> _AIM OF THE TASK_
Give back each entry unchanged, minus pictures.

> _RAW DATA_
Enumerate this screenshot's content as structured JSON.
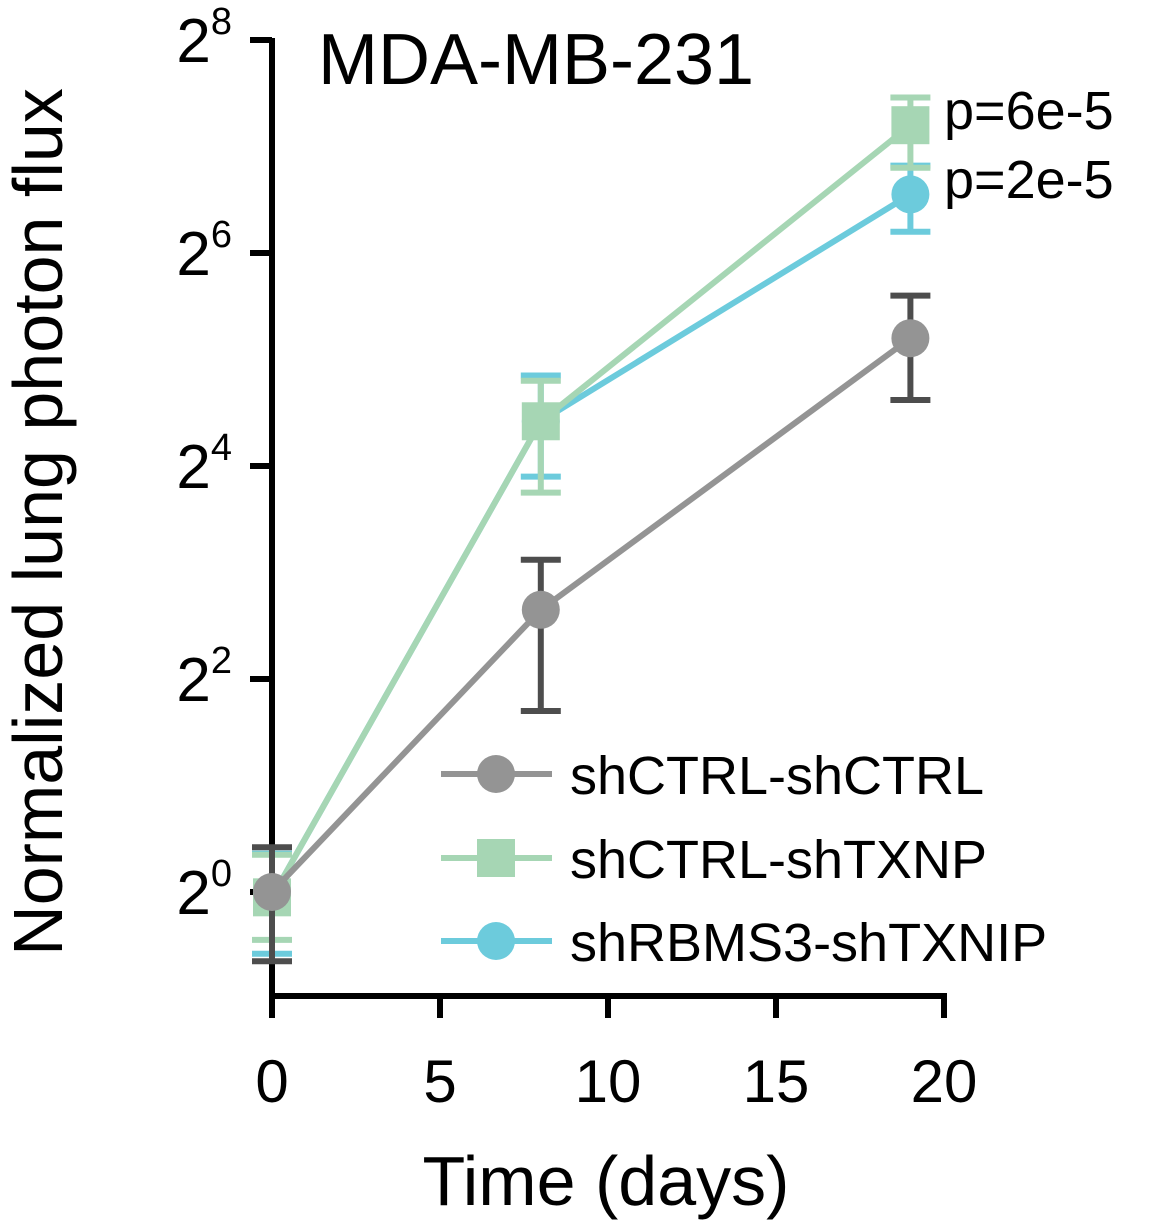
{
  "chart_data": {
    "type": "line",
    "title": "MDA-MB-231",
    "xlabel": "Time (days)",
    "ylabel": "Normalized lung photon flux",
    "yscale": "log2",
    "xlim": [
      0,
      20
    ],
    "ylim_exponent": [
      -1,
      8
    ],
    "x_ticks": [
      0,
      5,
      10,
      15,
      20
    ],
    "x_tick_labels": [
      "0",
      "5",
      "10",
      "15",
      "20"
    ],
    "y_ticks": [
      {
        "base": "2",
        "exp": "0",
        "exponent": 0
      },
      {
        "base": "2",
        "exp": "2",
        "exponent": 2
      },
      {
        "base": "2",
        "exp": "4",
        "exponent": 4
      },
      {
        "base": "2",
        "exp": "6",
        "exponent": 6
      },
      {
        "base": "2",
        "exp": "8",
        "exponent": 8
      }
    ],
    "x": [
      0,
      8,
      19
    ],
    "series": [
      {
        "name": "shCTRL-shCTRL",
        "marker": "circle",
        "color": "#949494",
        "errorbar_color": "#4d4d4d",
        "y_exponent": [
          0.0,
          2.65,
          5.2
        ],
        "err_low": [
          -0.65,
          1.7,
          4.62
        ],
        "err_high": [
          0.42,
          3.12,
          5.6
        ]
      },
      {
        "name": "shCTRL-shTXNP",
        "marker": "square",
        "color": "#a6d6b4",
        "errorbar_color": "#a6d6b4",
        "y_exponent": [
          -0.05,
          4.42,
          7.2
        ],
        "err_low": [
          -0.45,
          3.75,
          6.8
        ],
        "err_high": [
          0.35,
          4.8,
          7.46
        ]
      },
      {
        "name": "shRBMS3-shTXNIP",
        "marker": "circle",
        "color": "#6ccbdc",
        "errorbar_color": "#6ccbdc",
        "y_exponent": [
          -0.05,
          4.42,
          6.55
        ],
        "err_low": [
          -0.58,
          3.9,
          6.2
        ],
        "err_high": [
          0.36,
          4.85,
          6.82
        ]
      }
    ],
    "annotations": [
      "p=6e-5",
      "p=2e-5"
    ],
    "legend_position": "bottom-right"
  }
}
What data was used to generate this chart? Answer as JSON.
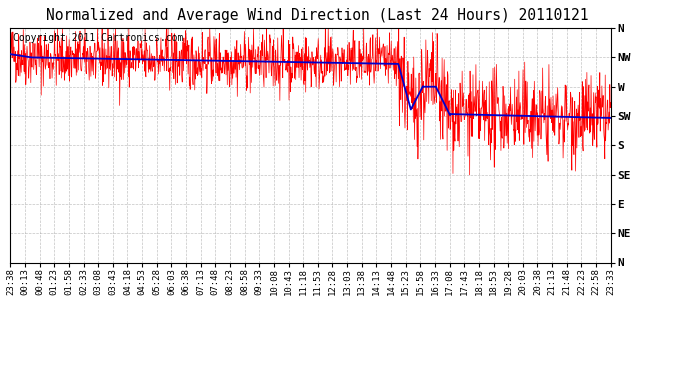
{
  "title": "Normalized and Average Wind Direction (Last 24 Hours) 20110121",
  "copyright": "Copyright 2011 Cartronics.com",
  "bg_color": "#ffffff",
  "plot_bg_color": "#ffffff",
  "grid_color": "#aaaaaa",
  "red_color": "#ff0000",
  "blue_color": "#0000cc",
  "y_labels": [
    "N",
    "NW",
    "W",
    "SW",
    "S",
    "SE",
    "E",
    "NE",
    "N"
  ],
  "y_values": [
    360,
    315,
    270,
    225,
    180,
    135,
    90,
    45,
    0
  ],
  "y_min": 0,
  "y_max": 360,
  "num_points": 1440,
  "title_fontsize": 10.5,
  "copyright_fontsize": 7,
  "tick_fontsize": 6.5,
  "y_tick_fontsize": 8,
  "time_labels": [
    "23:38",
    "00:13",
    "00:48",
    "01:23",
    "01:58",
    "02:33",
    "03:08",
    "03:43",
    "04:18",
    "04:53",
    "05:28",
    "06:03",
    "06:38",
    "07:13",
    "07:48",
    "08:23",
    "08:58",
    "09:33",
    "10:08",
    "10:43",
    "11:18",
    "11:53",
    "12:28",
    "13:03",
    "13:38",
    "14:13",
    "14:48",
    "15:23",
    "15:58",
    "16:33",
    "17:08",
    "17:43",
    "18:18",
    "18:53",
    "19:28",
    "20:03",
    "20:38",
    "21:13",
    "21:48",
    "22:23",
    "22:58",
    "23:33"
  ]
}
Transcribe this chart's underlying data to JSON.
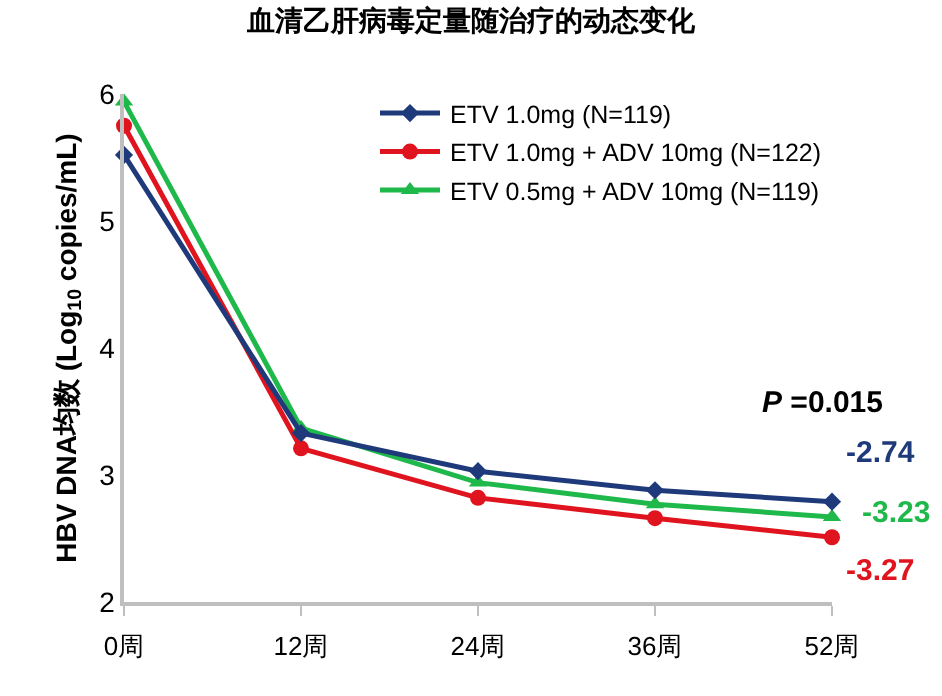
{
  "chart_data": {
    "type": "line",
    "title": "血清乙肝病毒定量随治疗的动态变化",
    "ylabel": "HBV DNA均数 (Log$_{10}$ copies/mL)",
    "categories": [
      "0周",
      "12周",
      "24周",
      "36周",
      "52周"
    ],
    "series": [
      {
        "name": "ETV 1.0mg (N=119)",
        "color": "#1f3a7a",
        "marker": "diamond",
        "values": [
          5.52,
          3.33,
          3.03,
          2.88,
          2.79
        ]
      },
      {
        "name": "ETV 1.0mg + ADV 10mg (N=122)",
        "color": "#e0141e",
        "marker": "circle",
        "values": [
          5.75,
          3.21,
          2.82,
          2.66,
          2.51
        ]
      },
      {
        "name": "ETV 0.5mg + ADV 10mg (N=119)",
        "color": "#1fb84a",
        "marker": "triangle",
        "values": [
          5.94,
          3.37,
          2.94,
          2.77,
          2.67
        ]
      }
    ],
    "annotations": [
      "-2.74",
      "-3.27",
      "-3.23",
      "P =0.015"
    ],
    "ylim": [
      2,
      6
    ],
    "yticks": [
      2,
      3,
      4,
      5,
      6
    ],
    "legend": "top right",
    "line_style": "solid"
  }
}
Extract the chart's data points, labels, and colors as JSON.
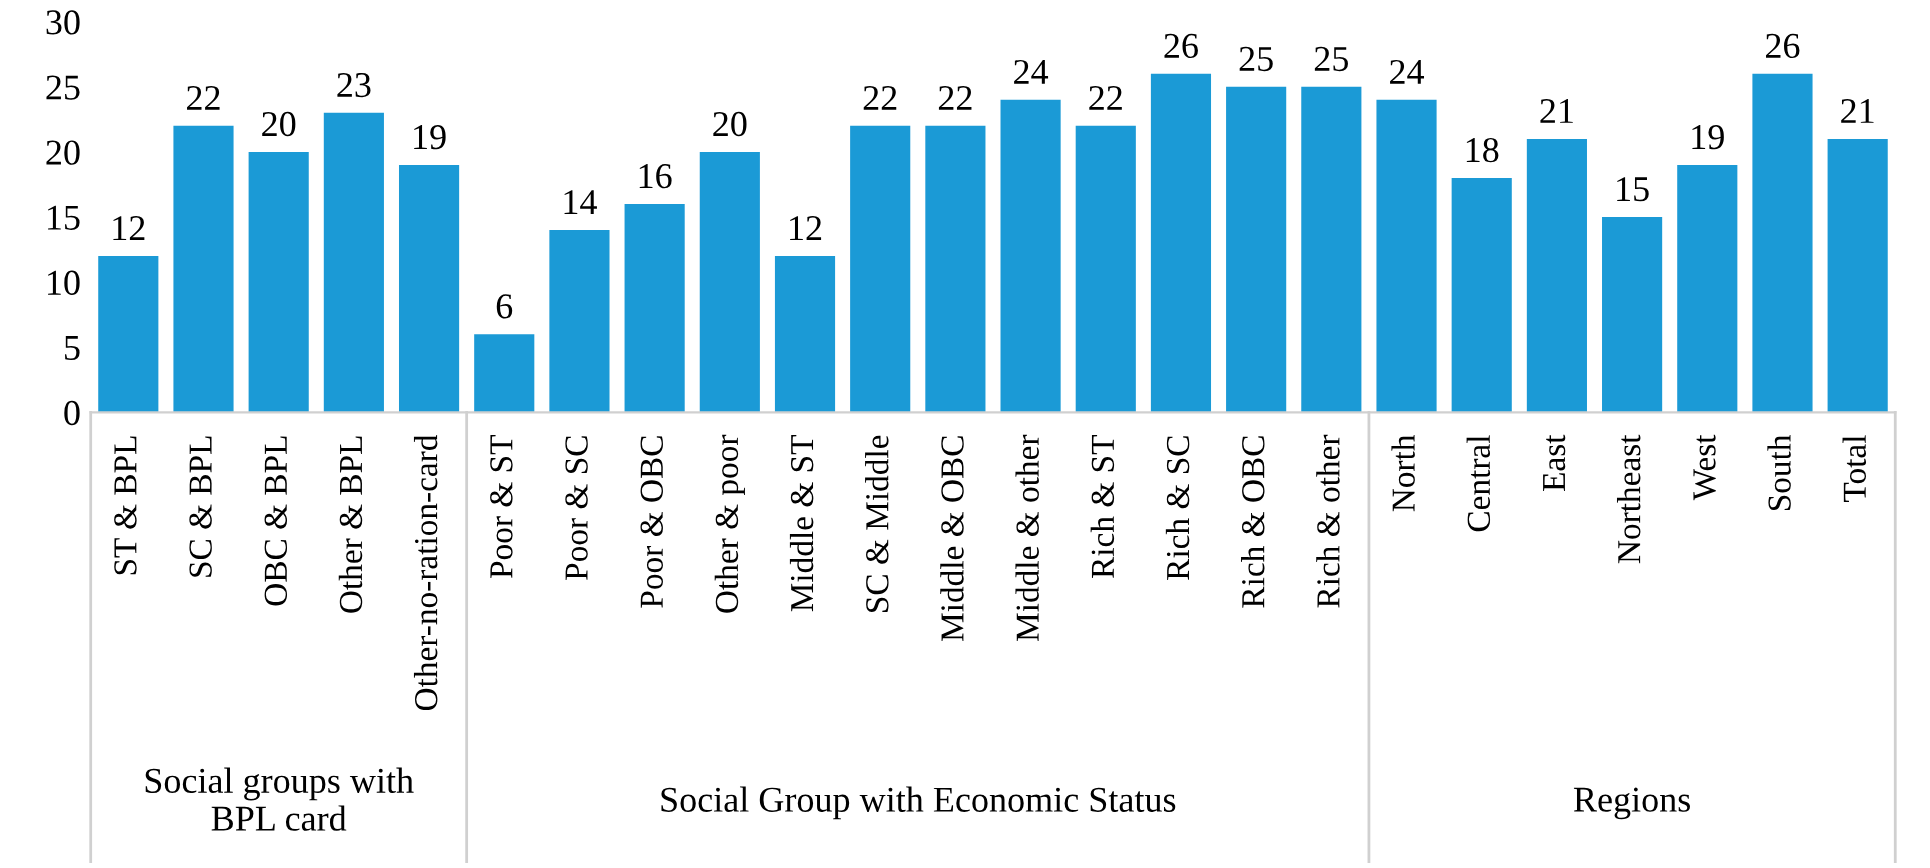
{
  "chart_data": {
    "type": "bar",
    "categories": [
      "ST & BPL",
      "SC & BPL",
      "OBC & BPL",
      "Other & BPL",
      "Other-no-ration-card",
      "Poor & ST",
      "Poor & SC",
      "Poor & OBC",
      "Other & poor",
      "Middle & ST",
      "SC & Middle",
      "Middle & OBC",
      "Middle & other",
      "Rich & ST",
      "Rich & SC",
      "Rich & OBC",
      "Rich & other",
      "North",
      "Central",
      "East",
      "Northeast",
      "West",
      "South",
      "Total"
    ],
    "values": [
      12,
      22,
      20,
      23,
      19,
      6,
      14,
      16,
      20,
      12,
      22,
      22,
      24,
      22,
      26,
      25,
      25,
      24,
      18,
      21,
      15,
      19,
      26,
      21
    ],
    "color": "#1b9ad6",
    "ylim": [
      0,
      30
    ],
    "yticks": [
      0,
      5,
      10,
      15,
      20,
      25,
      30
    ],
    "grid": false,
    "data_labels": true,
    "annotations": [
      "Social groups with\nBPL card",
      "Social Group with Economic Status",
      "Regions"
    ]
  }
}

> _FINAL RESULT_
Enumerate this screenshot's content as structured JSON.
{
  "chart_data": {
    "type": "line",
    "title": "MDA-MB-231",
    "xlabel": "Time (days)",
    "ylabel": "Normalized lung photon flux",
    "yscale": "log2",
    "xlim": [
      0,
      20
    ],
    "ylim_exponent": [
      -1,
      8
    ],
    "x_ticks": [
      0,
      5,
      10,
      15,
      20
    ],
    "x_tick_labels": [
      "0",
      "5",
      "10",
      "15",
      "20"
    ],
    "y_ticks": [
      {
        "base": "2",
        "exp": "0",
        "exponent": 0
      },
      {
        "base": "2",
        "exp": "2",
        "exponent": 2
      },
      {
        "base": "2",
        "exp": "4",
        "exponent": 4
      },
      {
        "base": "2",
        "exp": "6",
        "exponent": 6
      },
      {
        "base": "2",
        "exp": "8",
        "exponent": 8
      }
    ],
    "x": [
      0,
      8,
      19
    ],
    "series": [
      {
        "name": "shCTRL-shCTRL",
        "marker": "circle",
        "color": "#949494",
        "errorbar_color": "#4d4d4d",
        "y_exponent": [
          0.0,
          2.65,
          5.2
        ],
        "err_low": [
          -0.65,
          1.7,
          4.62
        ],
        "err_high": [
          0.42,
          3.12,
          5.6
        ]
      },
      {
        "name": "shCTRL-shTXNP",
        "marker": "square",
        "color": "#a6d6b4",
        "errorbar_color": "#a6d6b4",
        "y_exponent": [
          -0.05,
          4.42,
          7.2
        ],
        "err_low": [
          -0.45,
          3.75,
          6.8
        ],
        "err_high": [
          0.35,
          4.8,
          7.46
        ]
      },
      {
        "name": "shRBMS3-shTXNIP",
        "marker": "circle",
        "color": "#6ccbdc",
        "errorbar_color": "#6ccbdc",
        "y_exponent": [
          -0.05,
          4.42,
          6.55
        ],
        "err_low": [
          -0.58,
          3.9,
          6.2
        ],
        "err_high": [
          0.36,
          4.85,
          6.82
        ]
      }
    ],
    "annotations": [
      "p=6e-5",
      "p=2e-5"
    ],
    "legend_position": "bottom-right"
  }
}
What data was used to generate this chart? Answer as JSON.
{
  "title": "Normalized and Average Wind Direction (Last 24 Hours) 20110121",
  "copyright": "Copyright 2011 Cartronics.com",
  "bg_color": "#ffffff",
  "plot_bg_color": "#ffffff",
  "grid_color": "#aaaaaa",
  "red_color": "#ff0000",
  "blue_color": "#0000cc",
  "y_labels": [
    "N",
    "NW",
    "W",
    "SW",
    "S",
    "SE",
    "E",
    "NE",
    "N"
  ],
  "y_values": [
    360,
    315,
    270,
    225,
    180,
    135,
    90,
    45,
    0
  ],
  "y_min": 0,
  "y_max": 360,
  "num_points": 1440,
  "title_fontsize": 10.5,
  "copyright_fontsize": 7,
  "tick_fontsize": 6.5,
  "y_tick_fontsize": 8,
  "time_labels": [
    "23:38",
    "00:13",
    "00:48",
    "01:23",
    "01:58",
    "02:33",
    "03:08",
    "03:43",
    "04:18",
    "04:53",
    "05:28",
    "06:03",
    "06:38",
    "07:13",
    "07:48",
    "08:23",
    "08:58",
    "09:33",
    "10:08",
    "10:43",
    "11:18",
    "11:53",
    "12:28",
    "13:03",
    "13:38",
    "14:13",
    "14:48",
    "15:23",
    "15:58",
    "16:33",
    "17:08",
    "17:43",
    "18:18",
    "18:53",
    "19:28",
    "20:03",
    "20:38",
    "21:13",
    "21:48",
    "22:23",
    "22:58",
    "23:33"
  ]
}
Transcribe this chart's underlying data to JSON.
{
  "chart_data": {
    "type": "line",
    "title": "血清乙肝病毒定量随治疗的动态变化",
    "ylabel": "HBV DNA均数 (Log$_{10}$ copies/mL)",
    "categories": [
      "0周",
      "12周",
      "24周",
      "36周",
      "52周"
    ],
    "series": [
      {
        "name": "ETV 1.0mg (N=119)",
        "color": "#1f3a7a",
        "marker": "diamond",
        "values": [
          5.52,
          3.33,
          3.03,
          2.88,
          2.79
        ]
      },
      {
        "name": "ETV 1.0mg + ADV 10mg (N=122)",
        "color": "#e0141e",
        "marker": "circle",
        "values": [
          5.75,
          3.21,
          2.82,
          2.66,
          2.51
        ]
      },
      {
        "name": "ETV 0.5mg + ADV 10mg (N=119)",
        "color": "#1fb84a",
        "marker": "triangle",
        "values": [
          5.94,
          3.37,
          2.94,
          2.77,
          2.67
        ]
      }
    ],
    "annotations": [
      "-2.74",
      "-3.27",
      "-3.23",
      "P =0.015"
    ],
    "ylim": [
      2,
      6
    ],
    "yticks": [
      2,
      3,
      4,
      5,
      6
    ],
    "legend": "top right",
    "line_style": "solid"
  }
}
Extract the chart's data points, labels, and colors as JSON.
{
  "chart_data": {
    "type": "bar",
    "categories": [
      "ST & BPL",
      "SC & BPL",
      "OBC & BPL",
      "Other & BPL",
      "Other-no-ration-card",
      "Poor & ST",
      "Poor & SC",
      "Poor & OBC",
      "Other & poor",
      "Middle & ST",
      "SC & Middle",
      "Middle & OBC",
      "Middle & other",
      "Rich & ST",
      "Rich & SC",
      "Rich & OBC",
      "Rich & other",
      "North",
      "Central",
      "East",
      "Northeast",
      "West",
      "South",
      "Total"
    ],
    "values": [
      12,
      22,
      20,
      23,
      19,
      6,
      14,
      16,
      20,
      12,
      22,
      22,
      24,
      22,
      26,
      25,
      25,
      24,
      18,
      21,
      15,
      19,
      26,
      21
    ],
    "color": "#1b9ad6",
    "ylim": [
      0,
      30
    ],
    "yticks": [
      0,
      5,
      10,
      15,
      20,
      25,
      30
    ],
    "grid": false,
    "data_labels": true,
    "annotations": [
      "Social groups with\nBPL card",
      "Social Group with Economic Status",
      "Regions"
    ]
  }
}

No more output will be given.